= Task requirements =
Look below for the line that contains "Give me the", then copy it and each following line to the end of the records, minus any pictures.

= Stored rows =
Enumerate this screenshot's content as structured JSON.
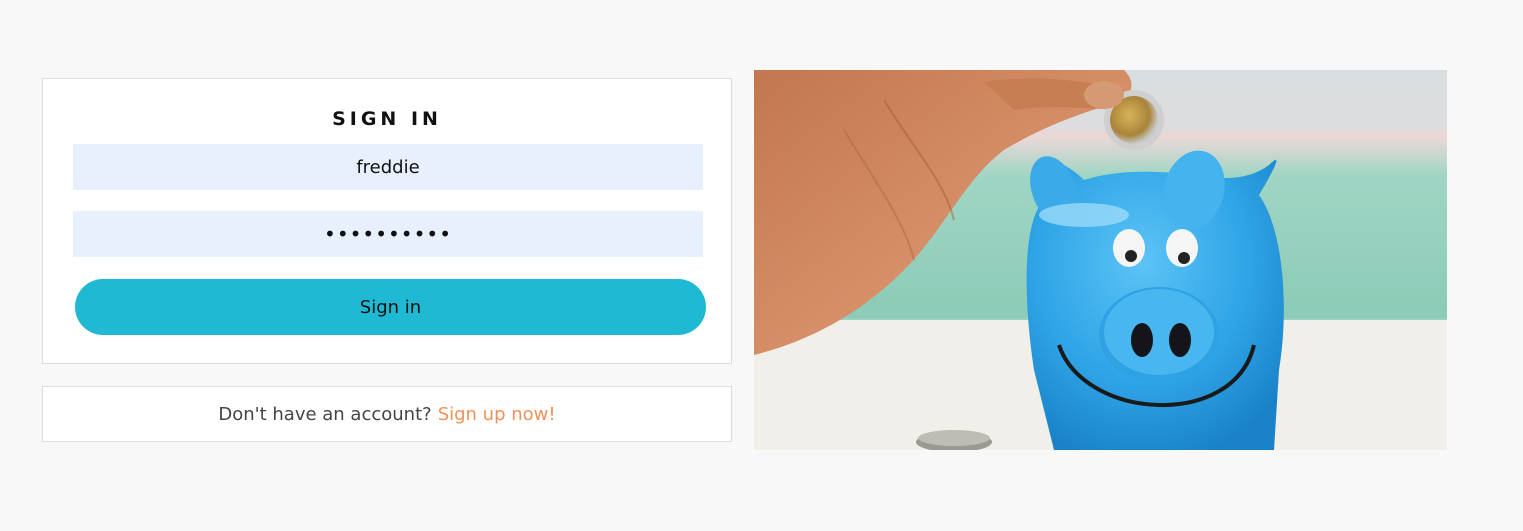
{
  "signin": {
    "title": "SIGN IN",
    "username_value": "freddie",
    "password_value": "password12",
    "button_label": "Sign in"
  },
  "signup": {
    "prompt": "Don't have an account?",
    "link_label": "Sign up now!"
  },
  "colors": {
    "page_background": "#f8f8f8",
    "input_background": "#e8f0fe",
    "button_background": "#1fb9d4",
    "link": "#f0915a"
  }
}
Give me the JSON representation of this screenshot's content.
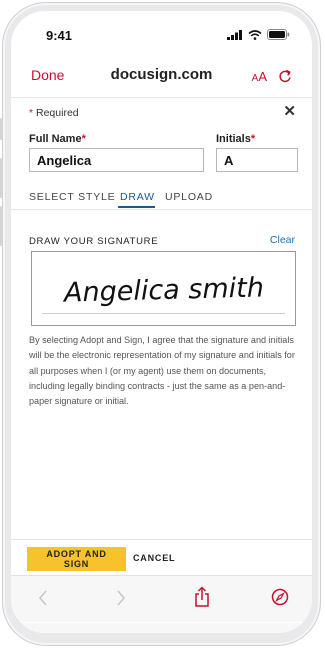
{
  "status_bar": {
    "time": "9:41"
  },
  "browser": {
    "done_label": "Done",
    "url": "docusign.com",
    "text_size_label_big": "A",
    "text_size_label_small": "A"
  },
  "form": {
    "required_star": "*",
    "required_text": " Required",
    "close_symbol": "✕",
    "full_name_label": "Full Name",
    "initials_label": "Initials",
    "label_star": "*",
    "full_name_value": "Angelica",
    "initials_value": "A"
  },
  "tabs": [
    {
      "label": "SELECT STYLE"
    },
    {
      "label": "DRAW"
    },
    {
      "label": "UPLOAD"
    }
  ],
  "signature": {
    "section_label": "DRAW YOUR SIGNATURE",
    "clear_label": "Clear",
    "signature_text": "Angelica smith"
  },
  "legal_text": "By selecting Adopt and Sign, I agree that the signature and initials will be the electronic representation of my signature and initials for all purposes when I (or my agent) use them on documents, including legally binding contracts - just the same as a pen-and-paper signature or initial.",
  "actions": {
    "adopt_label": "ADOPT AND SIGN",
    "cancel_label": "CANCEL"
  },
  "icons": {
    "reload": "reload-icon",
    "back": "chevron-left-icon",
    "forward": "chevron-right-icon",
    "share": "share-icon",
    "compass": "compass-icon"
  },
  "colors": {
    "accent_red": "#c8102e",
    "tab_active": "#1e5a8c",
    "link_blue": "#1a73b8",
    "adopt_yellow": "#f7c22b"
  }
}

= Problem solution =
Give me the JSON representation of this screenshot's content.
{
  "status_bar": {
    "time": "9:41"
  },
  "browser": {
    "done_label": "Done",
    "url": "docusign.com",
    "text_size_label_big": "A",
    "text_size_label_small": "A"
  },
  "form": {
    "required_star": "*",
    "required_text": " Required",
    "close_symbol": "✕",
    "full_name_label": "Full Name",
    "initials_label": "Initials",
    "label_star": "*",
    "full_name_value": "Angelica",
    "initials_value": "A"
  },
  "tabs": [
    {
      "label": "SELECT STYLE"
    },
    {
      "label": "DRAW"
    },
    {
      "label": "UPLOAD"
    }
  ],
  "signature": {
    "section_label": "DRAW YOUR SIGNATURE",
    "clear_label": "Clear",
    "signature_text": "Angelica smith"
  },
  "legal_text": "By selecting Adopt and Sign, I agree that the signature and initials will be the electronic representation of my signature and initials for all purposes when I (or my agent) use them on documents, including legally binding contracts - just the same as a pen-and-paper signature or initial.",
  "actions": {
    "adopt_label": "ADOPT AND SIGN",
    "cancel_label": "CANCEL"
  },
  "icons": {
    "reload": "reload-icon",
    "back": "chevron-left-icon",
    "forward": "chevron-right-icon",
    "share": "share-icon",
    "compass": "compass-icon"
  },
  "colors": {
    "accent_red": "#c8102e",
    "tab_active": "#1e5a8c",
    "link_blue": "#1a73b8",
    "adopt_yellow": "#f7c22b"
  }
}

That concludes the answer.